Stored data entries
* Begin *

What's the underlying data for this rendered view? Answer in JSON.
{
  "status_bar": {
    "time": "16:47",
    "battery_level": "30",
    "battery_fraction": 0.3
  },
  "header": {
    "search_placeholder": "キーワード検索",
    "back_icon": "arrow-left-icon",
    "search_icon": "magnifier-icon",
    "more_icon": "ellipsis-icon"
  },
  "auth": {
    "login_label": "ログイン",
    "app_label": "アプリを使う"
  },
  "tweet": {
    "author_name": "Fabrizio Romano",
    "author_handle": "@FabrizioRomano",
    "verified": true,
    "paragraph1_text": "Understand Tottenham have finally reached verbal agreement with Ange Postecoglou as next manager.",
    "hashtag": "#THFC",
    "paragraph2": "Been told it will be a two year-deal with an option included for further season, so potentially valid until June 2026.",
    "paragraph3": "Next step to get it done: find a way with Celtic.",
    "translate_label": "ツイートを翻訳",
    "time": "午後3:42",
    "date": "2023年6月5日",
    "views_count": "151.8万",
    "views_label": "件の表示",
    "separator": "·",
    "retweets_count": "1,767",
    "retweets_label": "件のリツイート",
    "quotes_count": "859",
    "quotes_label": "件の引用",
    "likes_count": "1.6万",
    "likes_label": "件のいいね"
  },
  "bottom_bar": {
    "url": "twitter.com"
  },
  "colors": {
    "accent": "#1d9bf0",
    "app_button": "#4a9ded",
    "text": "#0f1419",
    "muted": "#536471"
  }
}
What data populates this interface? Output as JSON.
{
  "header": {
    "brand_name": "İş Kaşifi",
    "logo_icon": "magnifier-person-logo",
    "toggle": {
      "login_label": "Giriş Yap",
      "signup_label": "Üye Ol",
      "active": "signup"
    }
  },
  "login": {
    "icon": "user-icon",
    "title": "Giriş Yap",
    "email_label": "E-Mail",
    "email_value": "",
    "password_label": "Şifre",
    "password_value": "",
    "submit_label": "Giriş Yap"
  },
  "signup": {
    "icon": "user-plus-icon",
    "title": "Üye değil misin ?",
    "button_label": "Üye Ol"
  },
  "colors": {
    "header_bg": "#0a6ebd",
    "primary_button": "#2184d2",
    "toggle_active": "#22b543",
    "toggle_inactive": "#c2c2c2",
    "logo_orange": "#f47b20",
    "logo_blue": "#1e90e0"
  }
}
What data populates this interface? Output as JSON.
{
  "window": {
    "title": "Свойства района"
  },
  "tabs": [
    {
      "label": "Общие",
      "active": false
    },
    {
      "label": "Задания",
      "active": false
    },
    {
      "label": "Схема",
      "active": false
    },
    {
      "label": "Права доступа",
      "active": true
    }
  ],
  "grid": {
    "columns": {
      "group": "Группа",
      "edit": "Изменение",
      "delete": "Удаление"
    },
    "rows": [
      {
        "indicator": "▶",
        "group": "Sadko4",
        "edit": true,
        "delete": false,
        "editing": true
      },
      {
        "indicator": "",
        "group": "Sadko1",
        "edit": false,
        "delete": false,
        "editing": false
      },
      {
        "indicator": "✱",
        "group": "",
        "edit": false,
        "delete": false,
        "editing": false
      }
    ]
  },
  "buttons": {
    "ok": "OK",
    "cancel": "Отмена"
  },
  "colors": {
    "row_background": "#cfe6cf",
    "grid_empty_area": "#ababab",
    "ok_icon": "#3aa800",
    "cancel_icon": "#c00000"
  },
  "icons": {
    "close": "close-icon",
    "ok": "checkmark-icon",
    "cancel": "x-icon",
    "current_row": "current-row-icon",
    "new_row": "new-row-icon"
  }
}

* End *

SET TASK: Repeat the listing in full, keeping every line exactly as it is.

ANSWER TO THIS EXERCISE:
What's the underlying data for this rendered view? Answer in JSON.
{
  "status_bar": {
    "time": "16:47",
    "battery_level": "30",
    "battery_fraction": 0.3
  },
  "header": {
    "search_placeholder": "キーワード検索",
    "back_icon": "arrow-left-icon",
    "search_icon": "magnifier-icon",
    "more_icon": "ellipsis-icon"
  },
  "auth": {
    "login_label": "ログイン",
    "app_label": "アプリを使う"
  },
  "tweet": {
    "author_name": "Fabrizio Romano",
    "author_handle": "@FabrizioRomano",
    "verified": true,
    "paragraph1_text": "Understand Tottenham have finally reached verbal agreement with Ange Postecoglou as next manager.",
    "hashtag": "#THFC",
    "paragraph2": "Been told it will be a two year-deal with an option included for further season, so potentially valid until June 2026.",
    "paragraph3": "Next step to get it done: find a way with Celtic.",
    "translate_label": "ツイートを翻訳",
    "time": "午後3:42",
    "date": "2023年6月5日",
    "views_count": "151.8万",
    "views_label": "件の表示",
    "separator": "·",
    "retweets_count": "1,767",
    "retweets_label": "件のリツイート",
    "quotes_count": "859",
    "quotes_label": "件の引用",
    "likes_count": "1.6万",
    "likes_label": "件のいいね"
  },
  "bottom_bar": {
    "url": "twitter.com"
  },
  "colors": {
    "accent": "#1d9bf0",
    "app_button": "#4a9ded",
    "text": "#0f1419",
    "muted": "#536471"
  }
}
What data populates this interface? Output as JSON.
{
  "header": {
    "brand_name": "İş Kaşifi",
    "logo_icon": "magnifier-person-logo",
    "toggle": {
      "login_label": "Giriş Yap",
      "signup_label": "Üye Ol",
      "active": "signup"
    }
  },
  "login": {
    "icon": "user-icon",
    "title": "Giriş Yap",
    "email_label": "E-Mail",
    "email_value": "",
    "password_label": "Şifre",
    "password_value": "",
    "submit_label": "Giriş Yap"
  },
  "signup": {
    "icon": "user-plus-icon",
    "title": "Üye değil misin ?",
    "button_label": "Üye Ol"
  },
  "colors": {
    "header_bg": "#0a6ebd",
    "primary_button": "#2184d2",
    "toggle_active": "#22b543",
    "toggle_inactive": "#c2c2c2",
    "logo_orange": "#f47b20",
    "logo_blue": "#1e90e0"
  }
}
What data populates this interface? Output as JSON.
{
  "window": {
    "title": "Свойства района"
  },
  "tabs": [
    {
      "label": "Общие",
      "active": false
    },
    {
      "label": "Задания",
      "active": false
    },
    {
      "label": "Схема",
      "active": false
    },
    {
      "label": "Права доступа",
      "active": true
    }
  ],
  "grid": {
    "columns": {
      "group": "Группа",
      "edit": "Изменение",
      "delete": "Удаление"
    },
    "rows": [
      {
        "indicator": "▶",
        "group": "Sadko4",
        "edit": true,
        "delete": false,
        "editing": true
      },
      {
        "indicator": "",
        "group": "Sadko1",
        "edit": false,
        "delete": false,
        "editing": false
      },
      {
        "indicator": "✱",
        "group": "",
        "edit": false,
        "delete": false,
        "editing": false
      }
    ]
  },
  "buttons": {
    "ok": "OK",
    "cancel": "Отмена"
  },
  "colors": {
    "row_background": "#cfe6cf",
    "grid_empty_area": "#ababab",
    "ok_icon": "#3aa800",
    "cancel_icon": "#c00000"
  },
  "icons": {
    "close": "close-icon",
    "ok": "checkmark-icon",
    "cancel": "x-icon",
    "current_row": "current-row-icon",
    "new_row": "new-row-icon"
  }
}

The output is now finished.